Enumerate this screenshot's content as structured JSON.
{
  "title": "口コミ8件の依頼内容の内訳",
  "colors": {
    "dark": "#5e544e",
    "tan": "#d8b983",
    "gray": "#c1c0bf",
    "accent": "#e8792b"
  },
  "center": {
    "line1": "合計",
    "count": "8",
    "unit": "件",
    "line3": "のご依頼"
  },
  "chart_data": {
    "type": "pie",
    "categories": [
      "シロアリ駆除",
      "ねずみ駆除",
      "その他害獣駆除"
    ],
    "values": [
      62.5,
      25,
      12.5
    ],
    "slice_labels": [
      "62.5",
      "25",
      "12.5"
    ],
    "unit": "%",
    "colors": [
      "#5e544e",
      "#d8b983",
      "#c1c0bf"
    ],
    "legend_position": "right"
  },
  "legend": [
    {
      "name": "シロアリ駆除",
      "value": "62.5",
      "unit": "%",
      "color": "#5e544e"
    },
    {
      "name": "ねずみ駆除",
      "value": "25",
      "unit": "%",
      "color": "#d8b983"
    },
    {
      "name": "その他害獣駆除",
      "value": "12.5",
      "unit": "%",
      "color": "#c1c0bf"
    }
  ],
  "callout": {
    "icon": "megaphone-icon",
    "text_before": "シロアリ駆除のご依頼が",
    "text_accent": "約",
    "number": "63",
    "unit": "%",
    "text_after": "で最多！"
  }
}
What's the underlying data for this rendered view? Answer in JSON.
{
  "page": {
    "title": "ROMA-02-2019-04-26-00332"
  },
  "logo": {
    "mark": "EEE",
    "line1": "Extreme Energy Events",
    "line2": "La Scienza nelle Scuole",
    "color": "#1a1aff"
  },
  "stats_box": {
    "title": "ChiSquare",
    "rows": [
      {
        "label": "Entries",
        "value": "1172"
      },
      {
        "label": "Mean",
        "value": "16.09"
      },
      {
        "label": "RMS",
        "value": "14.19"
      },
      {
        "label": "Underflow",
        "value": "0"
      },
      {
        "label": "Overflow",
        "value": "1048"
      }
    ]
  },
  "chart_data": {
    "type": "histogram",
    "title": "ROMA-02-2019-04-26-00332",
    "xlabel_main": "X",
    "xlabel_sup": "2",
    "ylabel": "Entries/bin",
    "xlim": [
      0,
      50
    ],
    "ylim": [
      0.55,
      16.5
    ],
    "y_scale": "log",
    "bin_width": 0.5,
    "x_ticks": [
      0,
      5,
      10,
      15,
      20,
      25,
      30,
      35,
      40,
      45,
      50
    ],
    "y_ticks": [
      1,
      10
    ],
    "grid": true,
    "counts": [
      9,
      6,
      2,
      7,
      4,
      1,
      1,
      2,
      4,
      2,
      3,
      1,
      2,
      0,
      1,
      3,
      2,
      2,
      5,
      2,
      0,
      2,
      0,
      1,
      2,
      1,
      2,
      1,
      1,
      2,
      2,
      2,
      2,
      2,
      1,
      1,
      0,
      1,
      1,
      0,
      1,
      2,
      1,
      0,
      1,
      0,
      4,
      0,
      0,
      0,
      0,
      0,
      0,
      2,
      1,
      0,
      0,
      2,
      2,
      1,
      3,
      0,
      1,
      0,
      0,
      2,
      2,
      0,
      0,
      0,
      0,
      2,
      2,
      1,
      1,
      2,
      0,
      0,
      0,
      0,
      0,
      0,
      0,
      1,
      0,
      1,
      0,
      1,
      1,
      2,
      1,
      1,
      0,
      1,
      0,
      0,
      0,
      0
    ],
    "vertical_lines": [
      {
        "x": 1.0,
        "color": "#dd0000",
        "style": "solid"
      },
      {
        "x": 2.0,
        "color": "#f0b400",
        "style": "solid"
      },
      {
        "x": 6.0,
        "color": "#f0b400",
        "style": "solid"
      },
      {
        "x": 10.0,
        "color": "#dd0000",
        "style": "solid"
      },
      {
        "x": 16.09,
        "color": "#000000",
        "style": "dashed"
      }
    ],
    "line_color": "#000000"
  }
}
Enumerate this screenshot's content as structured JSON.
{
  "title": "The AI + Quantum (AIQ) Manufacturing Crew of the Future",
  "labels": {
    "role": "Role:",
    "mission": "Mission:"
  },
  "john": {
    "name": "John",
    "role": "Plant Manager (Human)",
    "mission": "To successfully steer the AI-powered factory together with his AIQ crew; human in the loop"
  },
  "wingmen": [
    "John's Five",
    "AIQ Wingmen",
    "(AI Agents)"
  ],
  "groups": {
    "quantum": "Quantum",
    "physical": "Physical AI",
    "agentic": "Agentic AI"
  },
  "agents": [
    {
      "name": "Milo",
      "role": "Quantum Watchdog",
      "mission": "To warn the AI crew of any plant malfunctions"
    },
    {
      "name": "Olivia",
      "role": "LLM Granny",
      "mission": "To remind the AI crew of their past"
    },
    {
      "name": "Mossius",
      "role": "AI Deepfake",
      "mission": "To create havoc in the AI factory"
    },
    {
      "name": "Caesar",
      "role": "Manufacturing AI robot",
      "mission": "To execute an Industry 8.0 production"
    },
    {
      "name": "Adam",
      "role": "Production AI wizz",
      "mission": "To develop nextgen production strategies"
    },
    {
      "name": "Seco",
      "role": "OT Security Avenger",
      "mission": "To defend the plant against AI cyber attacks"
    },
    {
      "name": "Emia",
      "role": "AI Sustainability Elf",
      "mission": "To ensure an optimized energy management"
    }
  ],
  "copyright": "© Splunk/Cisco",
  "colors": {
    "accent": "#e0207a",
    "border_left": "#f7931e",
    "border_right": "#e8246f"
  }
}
════
Task description
The full set of records should be duplicated exactly.

Result
Enumerate this screenshot's content as structured JSON.
{
  "title": "口コミ8件の依頼内容の内訳",
  "colors": {
    "dark": "#5e544e",
    "tan": "#d8b983",
    "gray": "#c1c0bf",
    "accent": "#e8792b"
  },
  "center": {
    "line1": "合計",
    "count": "8",
    "unit": "件",
    "line3": "のご依頼"
  },
  "chart_data": {
    "type": "pie",
    "categories": [
      "シロアリ駆除",
      "ねずみ駆除",
      "その他害獣駆除"
    ],
    "values": [
      62.5,
      25,
      12.5
    ],
    "slice_labels": [
      "62.5",
      "25",
      "12.5"
    ],
    "unit": "%",
    "colors": [
      "#5e544e",
      "#d8b983",
      "#c1c0bf"
    ],
    "legend_position": "right"
  },
  "legend": [
    {
      "name": "シロアリ駆除",
      "value": "62.5",
      "unit": "%",
      "color": "#5e544e"
    },
    {
      "name": "ねずみ駆除",
      "value": "25",
      "unit": "%",
      "color": "#d8b983"
    },
    {
      "name": "その他害獣駆除",
      "value": "12.5",
      "unit": "%",
      "color": "#c1c0bf"
    }
  ],
  "callout": {
    "icon": "megaphone-icon",
    "text_before": "シロアリ駆除のご依頼が",
    "text_accent": "約",
    "number": "63",
    "unit": "%",
    "text_after": "で最多！"
  }
}
What's the underlying data for this rendered view? Answer in JSON.
{
  "page": {
    "title": "ROMA-02-2019-04-26-00332"
  },
  "logo": {
    "mark": "EEE",
    "line1": "Extreme Energy Events",
    "line2": "La Scienza nelle Scuole",
    "color": "#1a1aff"
  },
  "stats_box": {
    "title": "ChiSquare",
    "rows": [
      {
        "label": "Entries",
        "value": "1172"
      },
      {
        "label": "Mean",
        "value": "16.09"
      },
      {
        "label": "RMS",
        "value": "14.19"
      },
      {
        "label": "Underflow",
        "value": "0"
      },
      {
        "label": "Overflow",
        "value": "1048"
      }
    ]
  },
  "chart_data": {
    "type": "histogram",
    "title": "ROMA-02-2019-04-26-00332",
    "xlabel_main": "X",
    "xlabel_sup": "2",
    "ylabel": "Entries/bin",
    "xlim": [
      0,
      50
    ],
    "ylim": [
      0.55,
      16.5
    ],
    "y_scale": "log",
    "bin_width": 0.5,
    "x_ticks": [
      0,
      5,
      10,
      15,
      20,
      25,
      30,
      35,
      40,
      45,
      50
    ],
    "y_ticks": [
      1,
      10
    ],
    "grid": true,
    "counts": [
      9,
      6,
      2,
      7,
      4,
      1,
      1,
      2,
      4,
      2,
      3,
      1,
      2,
      0,
      1,
      3,
      2,
      2,
      5,
      2,
      0,
      2,
      0,
      1,
      2,
      1,
      2,
      1,
      1,
      2,
      2,
      2,
      2,
      2,
      1,
      1,
      0,
      1,
      1,
      0,
      1,
      2,
      1,
      0,
      1,
      0,
      4,
      0,
      0,
      0,
      0,
      0,
      0,
      2,
      1,
      0,
      0,
      2,
      2,
      1,
      3,
      0,
      1,
      0,
      0,
      2,
      2,
      0,
      0,
      0,
      0,
      2,
      2,
      1,
      1,
      2,
      0,
      0,
      0,
      0,
      0,
      0,
      0,
      1,
      0,
      1,
      0,
      1,
      1,
      2,
      1,
      1,
      0,
      1,
      0,
      0,
      0,
      0
    ],
    "vertical_lines": [
      {
        "x": 1.0,
        "color": "#dd0000",
        "style": "solid"
      },
      {
        "x": 2.0,
        "color": "#f0b400",
        "style": "solid"
      },
      {
        "x": 6.0,
        "color": "#f0b400",
        "style": "solid"
      },
      {
        "x": 10.0,
        "color": "#dd0000",
        "style": "solid"
      },
      {
        "x": 16.09,
        "color": "#000000",
        "style": "dashed"
      }
    ],
    "line_color": "#000000"
  }
}
Enumerate this screenshot's content as structured JSON.
{
  "title": "The AI + Quantum (AIQ) Manufacturing Crew of the Future",
  "labels": {
    "role": "Role:",
    "mission": "Mission:"
  },
  "john": {
    "name": "John",
    "role": "Plant Manager (Human)",
    "mission": "To successfully steer the AI-powered factory together with his AIQ crew; human in the loop"
  },
  "wingmen": [
    "John's Five",
    "AIQ Wingmen",
    "(AI Agents)"
  ],
  "groups": {
    "quantum": "Quantum",
    "physical": "Physical AI",
    "agentic": "Agentic AI"
  },
  "agents": [
    {
      "name": "Milo",
      "role": "Quantum Watchdog",
      "mission": "To warn the AI crew of any plant malfunctions"
    },
    {
      "name": "Olivia",
      "role": "LLM Granny",
      "mission": "To remind the AI crew of their past"
    },
    {
      "name": "Mossius",
      "role": "AI Deepfake",
      "mission": "To create havoc in the AI factory"
    },
    {
      "name": "Caesar",
      "role": "Manufacturing AI robot",
      "mission": "To execute an Industry 8.0 production"
    },
    {
      "name": "Adam",
      "role": "Production AI wizz",
      "mission": "To develop nextgen production strategies"
    },
    {
      "name": "Seco",
      "role": "OT Security Avenger",
      "mission": "To defend the plant against AI cyber attacks"
    },
    {
      "name": "Emia",
      "role": "AI Sustainability Elf",
      "mission": "To ensure an optimized energy management"
    }
  ],
  "copyright": "© Splunk/Cisco",
  "colors": {
    "accent": "#e0207a",
    "border_left": "#f7931e",
    "border_right": "#e8246f"
  }
}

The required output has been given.